> _Stored data_
——————
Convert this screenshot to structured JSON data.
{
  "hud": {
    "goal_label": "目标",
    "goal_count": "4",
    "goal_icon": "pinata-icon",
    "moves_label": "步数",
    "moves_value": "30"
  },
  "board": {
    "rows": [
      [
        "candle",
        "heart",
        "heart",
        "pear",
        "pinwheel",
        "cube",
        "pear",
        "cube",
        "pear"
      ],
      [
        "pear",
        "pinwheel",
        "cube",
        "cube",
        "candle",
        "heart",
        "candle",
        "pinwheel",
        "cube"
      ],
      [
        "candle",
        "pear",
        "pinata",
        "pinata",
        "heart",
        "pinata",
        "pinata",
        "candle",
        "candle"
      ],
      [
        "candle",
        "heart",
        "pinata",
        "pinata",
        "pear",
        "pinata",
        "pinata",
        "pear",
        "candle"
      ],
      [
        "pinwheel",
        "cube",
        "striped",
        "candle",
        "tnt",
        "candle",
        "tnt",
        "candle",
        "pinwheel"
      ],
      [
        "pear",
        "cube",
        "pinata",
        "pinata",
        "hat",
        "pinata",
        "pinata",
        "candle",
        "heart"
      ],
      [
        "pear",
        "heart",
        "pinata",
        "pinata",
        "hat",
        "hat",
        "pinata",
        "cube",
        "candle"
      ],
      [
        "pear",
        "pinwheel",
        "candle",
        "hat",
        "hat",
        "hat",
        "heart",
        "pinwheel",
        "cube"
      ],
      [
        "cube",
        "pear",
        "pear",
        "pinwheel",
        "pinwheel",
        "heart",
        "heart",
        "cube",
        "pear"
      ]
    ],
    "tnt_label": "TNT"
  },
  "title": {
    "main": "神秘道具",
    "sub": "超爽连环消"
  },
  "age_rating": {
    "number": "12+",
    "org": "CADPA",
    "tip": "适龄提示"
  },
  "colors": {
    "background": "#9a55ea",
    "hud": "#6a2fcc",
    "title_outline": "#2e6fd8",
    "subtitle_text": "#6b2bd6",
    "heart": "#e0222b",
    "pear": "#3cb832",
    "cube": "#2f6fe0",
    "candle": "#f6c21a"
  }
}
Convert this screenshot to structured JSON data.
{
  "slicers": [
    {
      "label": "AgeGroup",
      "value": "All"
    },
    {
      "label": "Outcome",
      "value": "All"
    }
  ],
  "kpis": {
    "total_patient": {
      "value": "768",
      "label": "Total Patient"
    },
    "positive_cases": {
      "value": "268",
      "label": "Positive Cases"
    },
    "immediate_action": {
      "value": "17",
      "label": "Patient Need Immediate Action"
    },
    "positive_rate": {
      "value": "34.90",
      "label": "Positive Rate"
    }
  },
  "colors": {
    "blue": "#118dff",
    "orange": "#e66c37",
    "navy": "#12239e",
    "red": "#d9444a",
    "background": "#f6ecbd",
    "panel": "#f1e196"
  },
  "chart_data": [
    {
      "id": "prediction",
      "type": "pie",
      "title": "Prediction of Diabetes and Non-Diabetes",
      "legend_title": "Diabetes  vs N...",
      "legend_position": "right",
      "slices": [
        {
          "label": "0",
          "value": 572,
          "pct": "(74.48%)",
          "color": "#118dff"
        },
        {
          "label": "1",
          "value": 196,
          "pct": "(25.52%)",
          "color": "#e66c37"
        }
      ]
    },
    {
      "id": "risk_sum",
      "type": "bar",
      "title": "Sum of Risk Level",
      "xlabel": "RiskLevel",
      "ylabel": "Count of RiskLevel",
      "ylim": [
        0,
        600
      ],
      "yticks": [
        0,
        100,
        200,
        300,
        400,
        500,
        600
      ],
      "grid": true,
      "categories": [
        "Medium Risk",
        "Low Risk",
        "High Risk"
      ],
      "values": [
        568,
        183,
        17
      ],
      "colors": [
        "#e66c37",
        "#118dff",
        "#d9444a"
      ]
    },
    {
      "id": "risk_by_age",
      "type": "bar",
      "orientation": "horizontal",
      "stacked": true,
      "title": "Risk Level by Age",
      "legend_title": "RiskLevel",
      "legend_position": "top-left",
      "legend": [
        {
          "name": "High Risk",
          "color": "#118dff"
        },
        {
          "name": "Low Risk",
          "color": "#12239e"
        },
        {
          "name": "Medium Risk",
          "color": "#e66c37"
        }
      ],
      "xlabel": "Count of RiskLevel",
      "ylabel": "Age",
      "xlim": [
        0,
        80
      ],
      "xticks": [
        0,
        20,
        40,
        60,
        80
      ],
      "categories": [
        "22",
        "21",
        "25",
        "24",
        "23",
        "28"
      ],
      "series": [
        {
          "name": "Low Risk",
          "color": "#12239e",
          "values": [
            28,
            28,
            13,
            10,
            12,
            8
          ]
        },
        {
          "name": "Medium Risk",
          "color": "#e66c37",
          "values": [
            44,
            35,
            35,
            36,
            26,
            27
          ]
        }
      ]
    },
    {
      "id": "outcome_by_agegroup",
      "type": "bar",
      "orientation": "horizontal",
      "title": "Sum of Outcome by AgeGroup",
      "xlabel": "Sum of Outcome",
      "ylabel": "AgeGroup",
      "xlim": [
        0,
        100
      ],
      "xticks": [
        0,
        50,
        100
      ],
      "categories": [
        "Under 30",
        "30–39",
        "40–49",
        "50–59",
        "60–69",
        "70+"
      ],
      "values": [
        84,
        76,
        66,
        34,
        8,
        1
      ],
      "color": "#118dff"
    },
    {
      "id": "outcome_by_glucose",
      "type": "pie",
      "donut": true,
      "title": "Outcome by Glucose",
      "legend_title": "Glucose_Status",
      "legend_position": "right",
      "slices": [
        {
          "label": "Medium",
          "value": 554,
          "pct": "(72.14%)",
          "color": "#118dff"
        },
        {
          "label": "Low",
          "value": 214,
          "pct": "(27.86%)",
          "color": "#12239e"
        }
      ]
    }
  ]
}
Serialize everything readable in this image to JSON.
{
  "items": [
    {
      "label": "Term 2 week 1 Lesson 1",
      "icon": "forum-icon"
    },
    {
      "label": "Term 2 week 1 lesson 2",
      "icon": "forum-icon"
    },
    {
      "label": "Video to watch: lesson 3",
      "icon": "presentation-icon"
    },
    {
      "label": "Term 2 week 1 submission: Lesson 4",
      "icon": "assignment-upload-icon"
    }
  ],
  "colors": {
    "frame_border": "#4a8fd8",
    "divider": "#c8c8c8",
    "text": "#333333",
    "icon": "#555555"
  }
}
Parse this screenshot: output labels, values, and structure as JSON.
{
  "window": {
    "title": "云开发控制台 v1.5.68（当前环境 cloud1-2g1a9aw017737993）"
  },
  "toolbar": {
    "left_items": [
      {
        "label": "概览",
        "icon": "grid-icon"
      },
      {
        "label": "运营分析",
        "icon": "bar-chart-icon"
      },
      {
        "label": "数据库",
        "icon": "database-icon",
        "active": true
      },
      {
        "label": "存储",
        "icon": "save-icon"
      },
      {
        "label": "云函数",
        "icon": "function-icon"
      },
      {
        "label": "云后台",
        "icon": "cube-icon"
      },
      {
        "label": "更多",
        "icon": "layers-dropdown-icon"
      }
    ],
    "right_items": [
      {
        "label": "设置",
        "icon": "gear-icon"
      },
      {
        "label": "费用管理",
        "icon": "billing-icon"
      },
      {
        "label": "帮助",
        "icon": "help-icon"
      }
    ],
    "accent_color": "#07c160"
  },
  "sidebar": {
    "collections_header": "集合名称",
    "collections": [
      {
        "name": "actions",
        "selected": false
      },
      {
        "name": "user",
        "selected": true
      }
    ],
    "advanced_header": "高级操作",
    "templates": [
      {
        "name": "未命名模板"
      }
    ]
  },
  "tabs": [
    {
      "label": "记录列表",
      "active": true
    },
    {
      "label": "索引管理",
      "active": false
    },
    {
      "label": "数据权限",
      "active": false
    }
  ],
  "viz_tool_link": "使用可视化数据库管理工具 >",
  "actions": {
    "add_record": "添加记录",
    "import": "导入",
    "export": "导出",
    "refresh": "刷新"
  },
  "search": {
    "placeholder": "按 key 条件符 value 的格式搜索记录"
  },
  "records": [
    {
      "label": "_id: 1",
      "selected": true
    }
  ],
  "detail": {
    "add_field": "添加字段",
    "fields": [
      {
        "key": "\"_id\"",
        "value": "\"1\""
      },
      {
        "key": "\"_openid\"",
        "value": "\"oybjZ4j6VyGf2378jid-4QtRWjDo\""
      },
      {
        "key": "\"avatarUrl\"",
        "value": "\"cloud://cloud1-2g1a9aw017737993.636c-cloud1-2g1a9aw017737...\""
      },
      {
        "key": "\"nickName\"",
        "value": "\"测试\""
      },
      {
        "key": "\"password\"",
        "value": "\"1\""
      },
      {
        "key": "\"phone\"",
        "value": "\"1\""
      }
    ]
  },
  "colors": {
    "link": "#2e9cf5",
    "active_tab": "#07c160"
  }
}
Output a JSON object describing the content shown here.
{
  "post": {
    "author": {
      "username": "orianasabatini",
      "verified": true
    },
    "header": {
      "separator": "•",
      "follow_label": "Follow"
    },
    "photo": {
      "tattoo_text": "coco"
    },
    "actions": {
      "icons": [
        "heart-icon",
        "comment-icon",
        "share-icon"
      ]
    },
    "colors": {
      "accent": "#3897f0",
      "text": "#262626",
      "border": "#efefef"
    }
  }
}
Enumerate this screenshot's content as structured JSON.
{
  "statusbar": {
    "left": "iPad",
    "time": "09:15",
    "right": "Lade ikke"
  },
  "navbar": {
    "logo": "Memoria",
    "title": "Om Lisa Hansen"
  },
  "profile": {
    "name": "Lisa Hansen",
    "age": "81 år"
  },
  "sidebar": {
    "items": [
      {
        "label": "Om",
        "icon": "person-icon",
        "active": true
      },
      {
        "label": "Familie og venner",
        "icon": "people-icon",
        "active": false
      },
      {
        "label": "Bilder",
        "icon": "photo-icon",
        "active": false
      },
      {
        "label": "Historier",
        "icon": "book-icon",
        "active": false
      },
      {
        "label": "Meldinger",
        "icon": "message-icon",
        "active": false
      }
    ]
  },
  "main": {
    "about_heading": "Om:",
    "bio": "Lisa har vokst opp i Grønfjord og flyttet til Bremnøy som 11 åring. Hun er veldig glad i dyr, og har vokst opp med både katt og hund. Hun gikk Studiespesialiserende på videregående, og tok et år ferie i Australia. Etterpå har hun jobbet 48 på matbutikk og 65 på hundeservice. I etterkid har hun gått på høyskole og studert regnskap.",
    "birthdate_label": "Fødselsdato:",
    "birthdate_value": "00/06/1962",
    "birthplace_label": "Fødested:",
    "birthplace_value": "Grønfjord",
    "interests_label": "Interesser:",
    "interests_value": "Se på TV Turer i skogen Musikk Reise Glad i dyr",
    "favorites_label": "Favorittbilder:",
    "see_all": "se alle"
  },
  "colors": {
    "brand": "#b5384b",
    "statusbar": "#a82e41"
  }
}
——————
> _Problem description_
From the records given above, copy all lines containing "RiskLevel".

> _Finished exercise_
      "xlabel": "RiskLevel",
      "ylabel": "Count of RiskLevel",
      "legend_title": "RiskLevel",
      "xlabel": "Count of RiskLevel",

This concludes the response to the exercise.